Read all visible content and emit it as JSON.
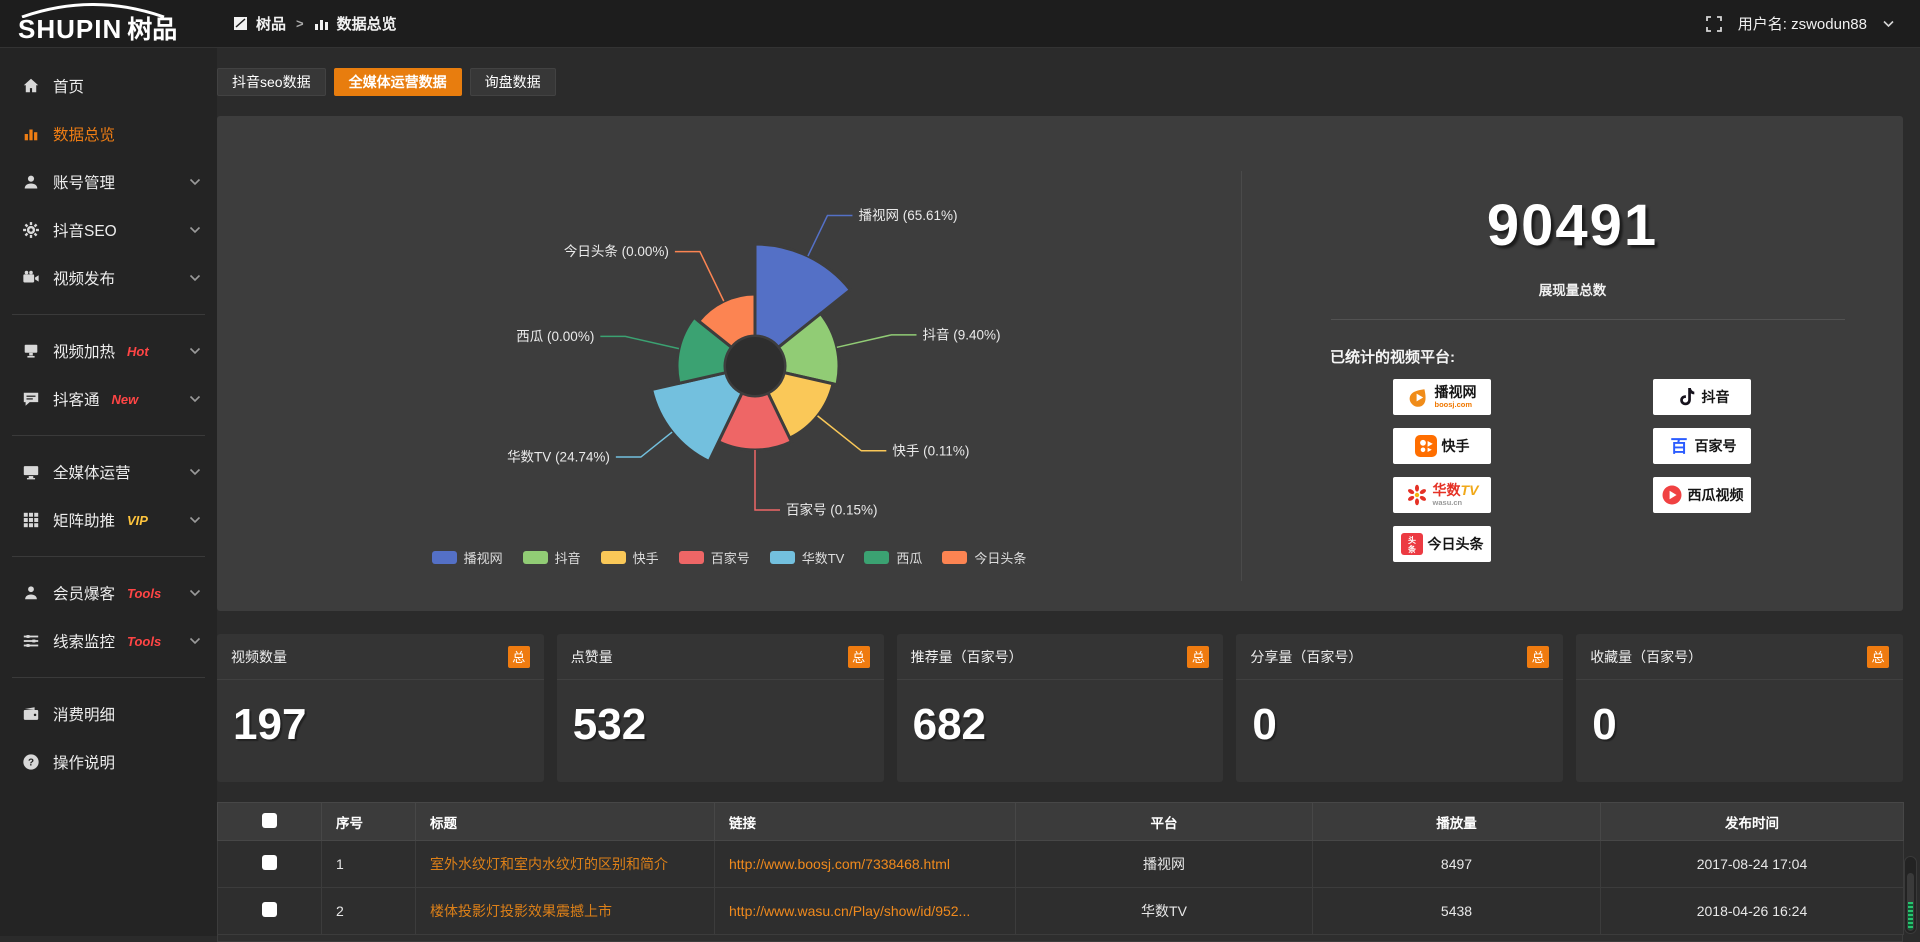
{
  "colors": {
    "accent": "#e87d0e",
    "panel_bg": "#3d3d3d",
    "tag_hot": "#ff4545",
    "tag_vip": "#ffc53d",
    "link": "#f08a1d",
    "title_link": "#dd8018"
  },
  "topbar": {
    "logo_en": "SHUPIN",
    "logo_cn": "树品",
    "breadcrumb": [
      "树品",
      "数据总览"
    ],
    "breadcrumb_sep": ">",
    "username": "用户名: zswodun88"
  },
  "sidebar": {
    "items": [
      {
        "label": "首页",
        "icon": "home-icon"
      },
      {
        "label": "数据总览",
        "icon": "bar-chart-icon",
        "active": true
      },
      {
        "label": "账号管理",
        "icon": "user-icon",
        "chevron": true
      },
      {
        "label": "抖音SEO",
        "icon": "gear-icon",
        "chevron": true
      },
      {
        "label": "视频发布",
        "icon": "video-icon",
        "chevron": true
      },
      {
        "divider": true
      },
      {
        "label": "视频加热",
        "icon": "heat-icon",
        "tag": "Hot",
        "tag_color": "#ff4545",
        "chevron": true
      },
      {
        "label": "抖客通",
        "icon": "chat-icon",
        "tag": "New",
        "tag_color": "#ff4545",
        "chevron": true
      },
      {
        "divider": true
      },
      {
        "label": "全媒体运营",
        "icon": "monitor-icon",
        "chevron": true
      },
      {
        "label": "矩阵助推",
        "icon": "grid-icon",
        "tag": "VIP",
        "tag_color": "#ffc53d",
        "chevron": true
      },
      {
        "divider": true
      },
      {
        "label": "会员爆客",
        "icon": "member-icon",
        "tag": "Tools",
        "tag_color": "#ff4545",
        "chevron": true
      },
      {
        "label": "线索监控",
        "icon": "sliders-icon",
        "tag": "Tools",
        "tag_color": "#ff4545",
        "chevron": true
      },
      {
        "divider": true
      },
      {
        "label": "消费明细",
        "icon": "wallet-icon"
      },
      {
        "label": "操作说明",
        "icon": "question-icon"
      }
    ]
  },
  "tabs": [
    {
      "label": "抖音seo数据",
      "active": false
    },
    {
      "label": "全媒体运营数据",
      "active": true
    },
    {
      "label": "询盘数据",
      "active": false
    }
  ],
  "chart_data": {
    "type": "pie",
    "variant": "nightingale-rose",
    "title": "",
    "legend_position": "bottom",
    "inner_radius": 30,
    "series": [
      {
        "name": "播视网",
        "value_pct": 65.61,
        "color": "#5470c6",
        "radius": 122,
        "elbow": 45
      },
      {
        "name": "抖音",
        "value_pct": 9.4,
        "color": "#91cc75",
        "radius": 84,
        "elbow": 56
      },
      {
        "name": "快手",
        "value_pct": 0.11,
        "color": "#fac858",
        "radius": 80,
        "elbow": 56
      },
      {
        "name": "百家号",
        "value_pct": 0.15,
        "color": "#ee6666",
        "radius": 84,
        "elbow": 60
      },
      {
        "name": "华数TV",
        "value_pct": 24.74,
        "color": "#73c0de",
        "radius": 106,
        "elbow": 40
      },
      {
        "name": "西瓜",
        "value_pct": 0.0,
        "color": "#3ba272",
        "radius": 78,
        "elbow": 55
      },
      {
        "name": "今日头条",
        "value_pct": 0.0,
        "color": "#fc8452",
        "radius": 72,
        "elbow": 55
      }
    ]
  },
  "summary": {
    "total_value": "90491",
    "total_label": "展现量总数",
    "platforms_label": "已统计的视频平台:",
    "platforms": [
      {
        "name": "播视网",
        "sub": "boosj.com",
        "logo": "boosj-logo"
      },
      {
        "name": "抖音",
        "logo": "douyin-logo"
      },
      {
        "name": "快手",
        "logo": "kuaishou-logo"
      },
      {
        "name": "百家号",
        "logo": "baijiahao-logo"
      },
      {
        "name": "华数TV",
        "name_red": "华数",
        "name_gold": "TV",
        "sub": "wasu.cn",
        "logo": "wasu-logo"
      },
      {
        "name": "西瓜视频",
        "logo": "xigua-logo"
      },
      {
        "name": "今日头条",
        "logo": "toutiao-logo"
      }
    ]
  },
  "stat_cards": [
    {
      "title": "视频数量",
      "badge": "总",
      "value": "197"
    },
    {
      "title": "点赞量",
      "badge": "总",
      "value": "532"
    },
    {
      "title": "推荐量（百家号）",
      "badge": "总",
      "value": "682"
    },
    {
      "title": "分享量（百家号）",
      "badge": "总",
      "value": "0"
    },
    {
      "title": "收藏量（百家号）",
      "badge": "总",
      "value": "0"
    }
  ],
  "table": {
    "columns": [
      "",
      "序号",
      "标题",
      "链接",
      "平台",
      "播放量",
      "发布时间"
    ],
    "rows": [
      {
        "checked": false,
        "index": "1",
        "title": "室外水纹灯和室内水纹灯的区别和简介",
        "link": "http://www.boosj.com/7338468.html",
        "platform": "播视网",
        "views": "8497",
        "time": "2017-08-24 17:04"
      },
      {
        "checked": false,
        "index": "2",
        "title": "楼体投影灯投影效果震撼上市",
        "link": "http://www.wasu.cn/Play/show/id/952...",
        "platform": "华数TV",
        "views": "5438",
        "time": "2018-04-26 16:24"
      }
    ]
  }
}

_ _ _ _

Check all the records above and select each line where the string "elbow" is found.

* _Complete output_:
        "elbow": 45
        "elbow": 56
        "elbow": 56
        "elbow": 60
        "elbow": 40
        "elbow": 55
        "elbow": 55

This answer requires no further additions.